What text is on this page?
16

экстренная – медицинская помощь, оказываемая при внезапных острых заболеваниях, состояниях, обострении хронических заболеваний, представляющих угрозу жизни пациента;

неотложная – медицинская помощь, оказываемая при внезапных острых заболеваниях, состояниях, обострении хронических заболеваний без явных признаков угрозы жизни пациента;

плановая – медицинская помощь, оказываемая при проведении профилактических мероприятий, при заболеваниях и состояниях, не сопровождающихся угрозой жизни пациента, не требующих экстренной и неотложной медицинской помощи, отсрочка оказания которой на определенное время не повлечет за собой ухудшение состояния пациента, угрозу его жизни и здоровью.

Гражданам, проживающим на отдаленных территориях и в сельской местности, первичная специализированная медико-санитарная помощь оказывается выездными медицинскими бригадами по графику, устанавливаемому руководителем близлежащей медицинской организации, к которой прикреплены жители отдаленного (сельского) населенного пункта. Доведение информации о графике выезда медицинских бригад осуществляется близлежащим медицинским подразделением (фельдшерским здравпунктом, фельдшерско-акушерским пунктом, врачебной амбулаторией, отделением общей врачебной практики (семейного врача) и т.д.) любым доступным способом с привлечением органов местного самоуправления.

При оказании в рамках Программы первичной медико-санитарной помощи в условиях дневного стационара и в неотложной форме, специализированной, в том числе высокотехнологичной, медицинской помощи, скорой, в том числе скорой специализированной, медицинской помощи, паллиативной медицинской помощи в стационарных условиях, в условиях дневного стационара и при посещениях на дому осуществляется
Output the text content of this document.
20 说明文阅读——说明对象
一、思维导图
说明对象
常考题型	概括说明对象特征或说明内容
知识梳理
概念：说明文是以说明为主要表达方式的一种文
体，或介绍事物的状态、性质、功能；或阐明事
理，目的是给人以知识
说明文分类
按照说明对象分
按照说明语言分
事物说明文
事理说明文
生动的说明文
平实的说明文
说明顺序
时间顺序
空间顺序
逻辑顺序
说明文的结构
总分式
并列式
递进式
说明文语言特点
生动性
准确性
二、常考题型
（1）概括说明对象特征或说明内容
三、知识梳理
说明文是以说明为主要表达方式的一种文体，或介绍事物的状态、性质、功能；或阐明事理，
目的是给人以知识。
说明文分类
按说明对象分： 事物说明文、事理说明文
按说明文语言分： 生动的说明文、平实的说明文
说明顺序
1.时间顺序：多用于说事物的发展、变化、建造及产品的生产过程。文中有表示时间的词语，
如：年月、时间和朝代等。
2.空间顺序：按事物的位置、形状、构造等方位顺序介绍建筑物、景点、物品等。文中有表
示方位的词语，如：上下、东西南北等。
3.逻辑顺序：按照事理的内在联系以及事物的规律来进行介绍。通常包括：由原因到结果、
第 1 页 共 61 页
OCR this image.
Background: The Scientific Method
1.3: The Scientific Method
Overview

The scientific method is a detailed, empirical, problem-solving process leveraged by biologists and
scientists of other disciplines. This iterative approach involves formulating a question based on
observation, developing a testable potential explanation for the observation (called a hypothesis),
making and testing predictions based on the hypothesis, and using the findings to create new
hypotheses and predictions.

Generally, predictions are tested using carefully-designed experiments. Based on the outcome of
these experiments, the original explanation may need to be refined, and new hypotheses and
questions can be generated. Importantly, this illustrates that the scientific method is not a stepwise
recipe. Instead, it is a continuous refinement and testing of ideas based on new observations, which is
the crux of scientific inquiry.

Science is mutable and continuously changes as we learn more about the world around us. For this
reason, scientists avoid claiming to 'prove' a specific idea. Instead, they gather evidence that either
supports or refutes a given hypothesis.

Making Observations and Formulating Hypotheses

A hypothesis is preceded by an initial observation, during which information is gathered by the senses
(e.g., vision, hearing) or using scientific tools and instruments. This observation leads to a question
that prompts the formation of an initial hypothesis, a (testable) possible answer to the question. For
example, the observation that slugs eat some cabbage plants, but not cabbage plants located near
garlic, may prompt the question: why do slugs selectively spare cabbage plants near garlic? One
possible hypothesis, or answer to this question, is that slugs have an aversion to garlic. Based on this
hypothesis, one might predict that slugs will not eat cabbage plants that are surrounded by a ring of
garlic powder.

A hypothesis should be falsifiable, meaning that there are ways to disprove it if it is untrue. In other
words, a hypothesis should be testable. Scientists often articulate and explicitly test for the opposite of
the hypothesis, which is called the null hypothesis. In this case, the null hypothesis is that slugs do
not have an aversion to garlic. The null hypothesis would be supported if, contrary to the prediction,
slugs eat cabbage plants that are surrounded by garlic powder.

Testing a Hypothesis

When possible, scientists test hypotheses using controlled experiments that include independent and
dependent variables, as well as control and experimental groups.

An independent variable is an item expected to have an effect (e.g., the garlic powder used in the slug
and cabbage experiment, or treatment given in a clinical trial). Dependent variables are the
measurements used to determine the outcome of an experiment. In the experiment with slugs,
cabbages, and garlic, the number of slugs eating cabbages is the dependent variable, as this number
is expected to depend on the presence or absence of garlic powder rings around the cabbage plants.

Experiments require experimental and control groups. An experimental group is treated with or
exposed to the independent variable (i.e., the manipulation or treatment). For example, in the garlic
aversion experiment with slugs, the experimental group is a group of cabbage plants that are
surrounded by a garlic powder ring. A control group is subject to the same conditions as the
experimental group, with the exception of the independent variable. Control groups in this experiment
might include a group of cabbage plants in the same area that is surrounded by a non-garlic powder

========================================

**Exercise details**
Every entry above needs to be quoted exactly.

**Full response**
What text is on this page?
16

экстренная – медицинская помощь, оказываемая при внезапных острых заболеваниях, состояниях, обострении хронических заболеваний, представляющих угрозу жизни пациента;

неотложная – медицинская помощь, оказываемая при внезапных острых заболеваниях, состояниях, обострении хронических заболеваний без явных признаков угрозы жизни пациента;

плановая – медицинская помощь, оказываемая при проведении профилактических мероприятий, при заболеваниях и состояниях, не сопровождающихся угрозой жизни пациента, не требующих экстренной и неотложной медицинской помощи, отсрочка оказания которой на определенное время не повлечет за собой ухудшение состояния пациента, угрозу его жизни и здоровью.

Гражданам, проживающим на отдаленных территориях и в сельской местности, первичная специализированная медико-санитарная помощь оказывается выездными медицинскими бригадами по графику, устанавливаемому руководителем близлежащей медицинской организации, к которой прикреплены жители отдаленного (сельского) населенного пункта. Доведение информации о графике выезда медицинских бригад осуществляется близлежащим медицинским подразделением (фельдшерским здравпунктом, фельдшерско-акушерским пунктом, врачебной амбулаторией, отделением общей врачебной практики (семейного врача) и т.д.) любым доступным способом с привлечением органов местного самоуправления.

При оказании в рамках Программы первичной медико-санитарной помощи в условиях дневного стационара и в неотложной форме, специализированной, в том числе высокотехнологичной, медицинской помощи, скорой, в том числе скорой специализированной, медицинской помощи, паллиативной медицинской помощи в стационарных условиях, в условиях дневного стационара и при посещениях на дому осуществляется
Output the text content of this document.
20 说明文阅读——说明对象
一、思维导图
说明对象
常考题型	概括说明对象特征或说明内容
知识梳理
概念：说明文是以说明为主要表达方式的一种文
体，或介绍事物的状态、性质、功能；或阐明事
理，目的是给人以知识
说明文分类
按照说明对象分
按照说明语言分
事物说明文
事理说明文
生动的说明文
平实的说明文
说明顺序
时间顺序
空间顺序
逻辑顺序
说明文的结构
总分式
并列式
递进式
说明文语言特点
生动性
准确性
二、常考题型
（1）概括说明对象特征或说明内容
三、知识梳理
说明文是以说明为主要表达方式的一种文体，或介绍事物的状态、性质、功能；或阐明事理，
目的是给人以知识。
说明文分类
按说明对象分： 事物说明文、事理说明文
按说明文语言分： 生动的说明文、平实的说明文
说明顺序
1.时间顺序：多用于说事物的发展、变化、建造及产品的生产过程。文中有表示时间的词语，
如：年月、时间和朝代等。
2.空间顺序：按事物的位置、形状、构造等方位顺序介绍建筑物、景点、物品等。文中有表
示方位的词语，如：上下、东西南北等。
3.逻辑顺序：按照事理的内在联系以及事物的规律来进行介绍。通常包括：由原因到结果、
第 1 页 共 61 页
OCR this image.
Background: The Scientific Method
1.3: The Scientific Method
Overview

The scientific method is a detailed, empirical, problem-solving process leveraged by biologists and
scientists of other disciplines. This iterative approach involves formulating a question based on
observation, developing a testable potential explanation for the observation (called a hypothesis),
making and testing predictions based on the hypothesis, and using the findings to create new
hypotheses and predictions.

Generally, predictions are tested using carefully-designed experiments. Based on the outcome of
these experiments, the original explanation may need to be refined, and new hypotheses and
questions can be generated. Importantly, this illustrates that the scientific method is not a stepwise
recipe. Instead, it is a continuous refinement and testing of ideas based on new observations, which is
the crux of scientific inquiry.

Science is mutable and continuously changes as we learn more about the world around us. For this
reason, scientists avoid claiming to 'prove' a specific idea. Instead, they gather evidence that either
supports or refutes a given hypothesis.

Making Observations and Formulating Hypotheses

A hypothesis is preceded by an initial observation, during which information is gathered by the senses
(e.g., vision, hearing) or using scientific tools and instruments. This observation leads to a question
that prompts the formation of an initial hypothesis, a (testable) possible answer to the question. For
example, the observation that slugs eat some cabbage plants, but not cabbage plants located near
garlic, may prompt the question: why do slugs selectively spare cabbage plants near garlic? One
possible hypothesis, or answer to this question, is that slugs have an aversion to garlic. Based on this
hypothesis, one might predict that slugs will not eat cabbage plants that are surrounded by a ring of
garlic powder.

A hypothesis should be falsifiable, meaning that there are ways to disprove it if it is untrue. In other
words, a hypothesis should be testable. Scientists often articulate and explicitly test for the opposite of
the hypothesis, which is called the null hypothesis. In this case, the null hypothesis is that slugs do
not have an aversion to garlic. The null hypothesis would be supported if, contrary to the prediction,
slugs eat cabbage plants that are surrounded by garlic powder.

Testing a Hypothesis

When possible, scientists test hypotheses using controlled experiments that include independent and
dependent variables, as well as control and experimental groups.

An independent variable is an item expected to have an effect (e.g., the garlic powder used in the slug
and cabbage experiment, or treatment given in a clinical trial). Dependent variables are the
measurements used to determine the outcome of an experiment. In the experiment with slugs,
cabbages, and garlic, the number of slugs eating cabbages is the dependent variable, as this number
is expected to depend on the presence or absence of garlic powder rings around the cabbage plants.

Experiments require experimental and control groups. An experimental group is treated with or
exposed to the independent variable (i.e., the manipulation or treatment). For example, in the garlic
aversion experiment with slugs, the experimental group is a group of cabbage plants that are
surrounded by a garlic powder ring. A control group is subject to the same conditions as the
experimental group, with the exception of the independent variable. Control groups in this experiment
might include a group of cabbage plants in the same area that is surrounded by a non-garlic powder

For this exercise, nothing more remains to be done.